*** Exercise input
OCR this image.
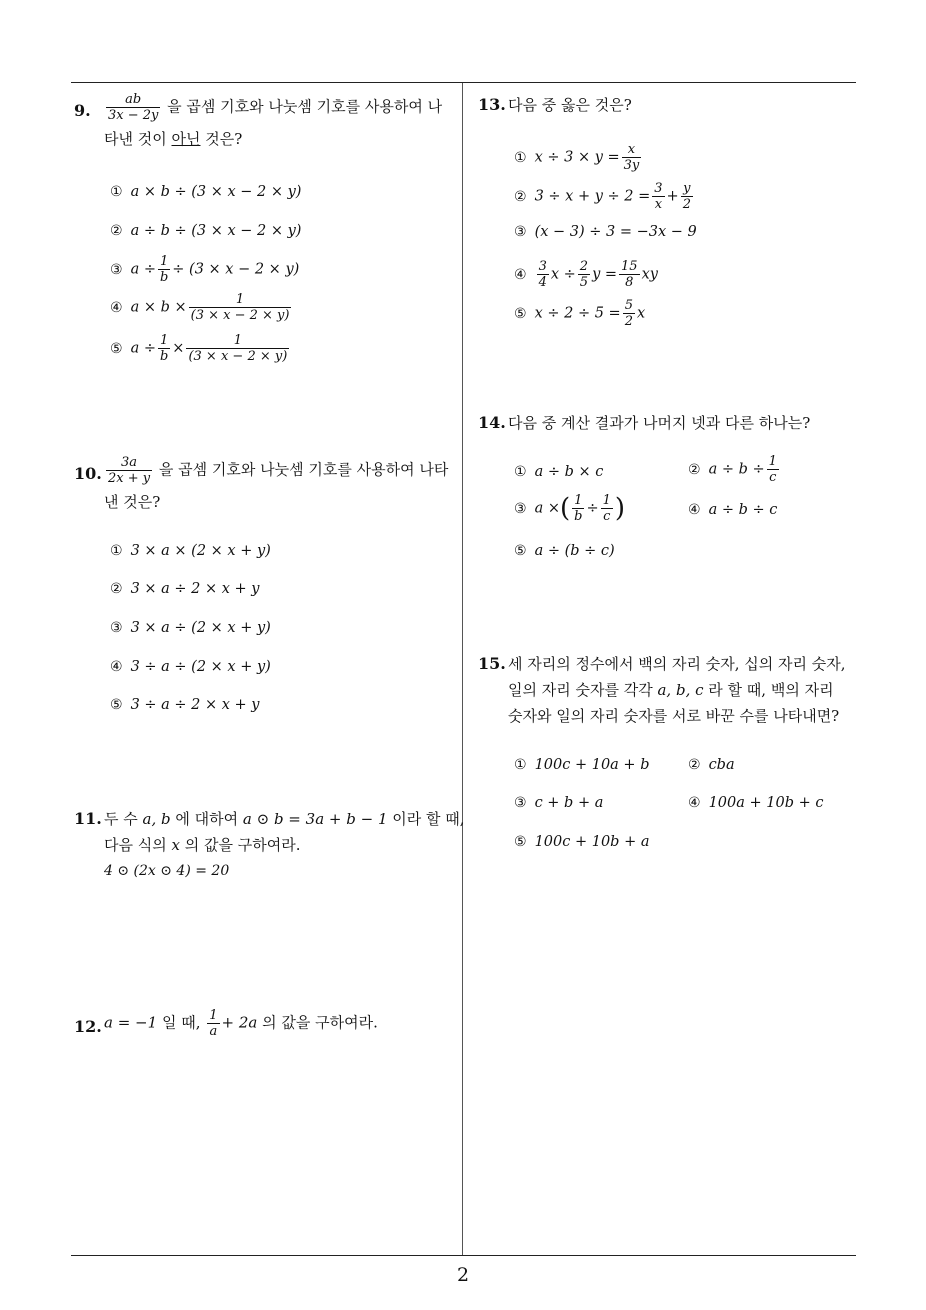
9. $\frac{ab}{3x - 2y}$ 을 곱셈 기호와 나눗셈 기호를 사용하여 나
타낸 것이 아닌 것은?
① a × b ÷ (3 × x − 2 × y)
② a ÷ b ÷ (3 × x − 2 × y)
③ $a \div \frac{1}{b} \div (3 \times x - 2 \times y)$
④ $a \times b \times \frac{1}{(3 \times x - 2 \times y)}$
⑤ $a \div \frac{1}{b} \times \frac{1}{(3 \times x - 2 \times y)}$
10. $\frac{3a}{2x + y}$ 을 곱셈 기호와 나눗셈 기호를 사용하여 나타
낸 것은?
① 3 × a × (2 × x + y)
② 3 × a ÷ 2 × x + y
③ 3 × a ÷ (2 × x + y)
④ 3 ÷ a ÷ (2 × x + y)
⑤ 3 ÷ a ÷ 2 × x + y
11. 두 수 a, b 에 대하여 a ⊙ b = 3a + b − 1 이라 할 때,
다음 식의 x 의 값을 구하여라.
4 ⊙ (2x ⊙ 4) = 20
12. a = −1 일 때, $\frac{1}{a} + 2a$ 의 값을 구하여라.
13. 다음 중 옳은 것은?
① $x \div 3 \times y = \frac{x}{3y}$
② $3 \div x + y \div 2 = \frac{3}{x} + \frac{y}{2}$
③ (x − 3) ÷ 3 = −3x − 9
④ $\frac{3}{4}$ $x \div \frac{2}{5}$ $y = \frac{15}{8}$ xy
⑤ $x \div 2 \div 5 = \frac{5}{2}$ x
14. 다음 중 계산 결과가 나머지 넷과 다른 하나는?
① a ÷ b × c	② $a \div b \div \frac{1}{c}$
③ a ×( $\frac{1}{b} \div \frac{1}{c}$ )	④ a ÷ b ÷ c
⑤ a ÷ (b ÷ c)
15. 세 자리의 정수에서 백의 자리 숫자, 십의 자리 숫자,
일의 자리 숫자를 각각 a, b, c 라 할 때, 백의 자리
숫자와 일의 자리 숫자를 서로 바꾼 수를 나타내면?
① 100c + 10a + b	② cba
③ c + b + a	④ 100a + 10b + c
⑤ 100c + 10b + a
2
******
> **Challenge**: Set down the material exactly, every line of it, except for the pictures.

> **Answer below**:
OCR this image.
9. $\frac{ab}{3x - 2y}$ 을 곱셈 기호와 나눗셈 기호를 사용하여 나
타낸 것이 아닌 것은?
① a × b ÷ (3 × x − 2 × y)
② a ÷ b ÷ (3 × x − 2 × y)
③ $a \div \frac{1}{b} \div (3 \times x - 2 \times y)$
④ $a \times b \times \frac{1}{(3 \times x - 2 \times y)}$
⑤ $a \div \frac{1}{b} \times \frac{1}{(3 \times x - 2 \times y)}$
10. $\frac{3a}{2x + y}$ 을 곱셈 기호와 나눗셈 기호를 사용하여 나타
낸 것은?
① 3 × a × (2 × x + y)
② 3 × a ÷ 2 × x + y
③ 3 × a ÷ (2 × x + y)
④ 3 ÷ a ÷ (2 × x + y)
⑤ 3 ÷ a ÷ 2 × x + y
11. 두 수 a, b 에 대하여 a ⊙ b = 3a + b − 1 이라 할 때,
다음 식의 x 의 값을 구하여라.
4 ⊙ (2x ⊙ 4) = 20
12. a = −1 일 때, $\frac{1}{a} + 2a$ 의 값을 구하여라.
13. 다음 중 옳은 것은?
① $x \div 3 \times y = \frac{x}{3y}$
② $3 \div x + y \div 2 = \frac{3}{x} + \frac{y}{2}$
③ (x − 3) ÷ 3 = −3x − 9
④ $\frac{3}{4}$ $x \div \frac{2}{5}$ $y = \frac{15}{8}$ xy
⑤ $x \div 2 \div 5 = \frac{5}{2}$ x
14. 다음 중 계산 결과가 나머지 넷과 다른 하나는?
① a ÷ b × c	② $a \div b \div \frac{1}{c}$
③ a ×( $\frac{1}{b} \div \frac{1}{c}$ )	④ a ÷ b ÷ c
⑤ a ÷ (b ÷ c)
15. 세 자리의 정수에서 백의 자리 숫자, 십의 자리 숫자,
일의 자리 숫자를 각각 a, b, c 라 할 때, 백의 자리
숫자와 일의 자리 숫자를 서로 바꾼 수를 나타내면?
① 100c + 10a + b	② cba
③ c + b + a	④ 100a + 10b + c
⑤ 100c + 10b + a
2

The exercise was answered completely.